### Work to complete
Below are some records; return each one exactly.

(Records)
· · · · · · ·

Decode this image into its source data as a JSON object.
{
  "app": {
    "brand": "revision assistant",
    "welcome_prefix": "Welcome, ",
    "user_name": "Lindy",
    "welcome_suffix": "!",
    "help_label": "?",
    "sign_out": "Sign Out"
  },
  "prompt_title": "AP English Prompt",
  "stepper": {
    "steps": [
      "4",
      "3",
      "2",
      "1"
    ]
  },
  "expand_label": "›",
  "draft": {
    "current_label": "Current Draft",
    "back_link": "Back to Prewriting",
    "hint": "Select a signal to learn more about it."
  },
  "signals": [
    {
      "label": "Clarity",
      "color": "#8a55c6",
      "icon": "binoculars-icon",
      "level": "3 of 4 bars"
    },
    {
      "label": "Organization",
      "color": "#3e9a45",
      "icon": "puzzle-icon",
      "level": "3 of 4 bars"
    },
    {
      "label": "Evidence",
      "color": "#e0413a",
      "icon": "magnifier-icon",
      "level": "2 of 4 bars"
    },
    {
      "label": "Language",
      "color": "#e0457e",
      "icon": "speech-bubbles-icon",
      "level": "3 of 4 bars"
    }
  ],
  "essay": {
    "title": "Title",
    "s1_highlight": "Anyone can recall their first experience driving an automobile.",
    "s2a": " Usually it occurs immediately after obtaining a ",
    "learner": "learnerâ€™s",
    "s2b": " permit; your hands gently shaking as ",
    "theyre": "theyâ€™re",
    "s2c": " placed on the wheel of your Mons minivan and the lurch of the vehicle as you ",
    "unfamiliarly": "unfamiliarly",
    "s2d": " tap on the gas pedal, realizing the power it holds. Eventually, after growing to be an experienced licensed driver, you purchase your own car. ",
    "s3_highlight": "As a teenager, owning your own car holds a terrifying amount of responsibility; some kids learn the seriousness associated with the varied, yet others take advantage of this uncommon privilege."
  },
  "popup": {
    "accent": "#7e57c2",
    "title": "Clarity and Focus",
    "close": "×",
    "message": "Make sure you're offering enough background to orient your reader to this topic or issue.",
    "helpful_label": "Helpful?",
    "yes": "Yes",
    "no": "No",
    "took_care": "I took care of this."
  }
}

· · · · · · ·

### Answer to the task
Decode this image into its source data as a JSON object.
{
  "app": {
    "brand": "revision assistant",
    "welcome_prefix": "Welcome, ",
    "user_name": "Lindy",
    "welcome_suffix": "!",
    "help_label": "?",
    "sign_out": "Sign Out"
  },
  "prompt_title": "AP English Prompt",
  "stepper": {
    "steps": [
      "4",
      "3",
      "2",
      "1"
    ]
  },
  "expand_label": "›",
  "draft": {
    "current_label": "Current Draft",
    "back_link": "Back to Prewriting",
    "hint": "Select a signal to learn more about it."
  },
  "signals": [
    {
      "label": "Clarity",
      "color": "#8a55c6",
      "icon": "binoculars-icon",
      "level": "3 of 4 bars"
    },
    {
      "label": "Organization",
      "color": "#3e9a45",
      "icon": "puzzle-icon",
      "level": "3 of 4 bars"
    },
    {
      "label": "Evidence",
      "color": "#e0413a",
      "icon": "magnifier-icon",
      "level": "2 of 4 bars"
    },
    {
      "label": "Language",
      "color": "#e0457e",
      "icon": "speech-bubbles-icon",
      "level": "3 of 4 bars"
    }
  ],
  "essay": {
    "title": "Title",
    "s1_highlight": "Anyone can recall their first experience driving an automobile.",
    "s2a": " Usually it occurs immediately after obtaining a ",
    "learner": "learnerâ€™s",
    "s2b": " permit; your hands gently shaking as ",
    "theyre": "theyâ€™re",
    "s2c": " placed on the wheel of your Mons minivan and the lurch of the vehicle as you ",
    "unfamiliarly": "unfamiliarly",
    "s2d": " tap on the gas pedal, realizing the power it holds. Eventually, after growing to be an experienced licensed driver, you purchase your own car. ",
    "s3_highlight": "As a teenager, owning your own car holds a terrifying amount of responsibility; some kids learn the seriousness associated with the varied, yet others take advantage of this uncommon privilege."
  },
  "popup": {
    "accent": "#7e57c2",
    "title": "Clarity and Focus",
    "close": "×",
    "message": "Make sure you're offering enough background to orient your reader to this topic or issue.",
    "helpful_label": "Helpful?",
    "yes": "Yes",
    "no": "No",
    "took_care": "I took care of this."
  }
}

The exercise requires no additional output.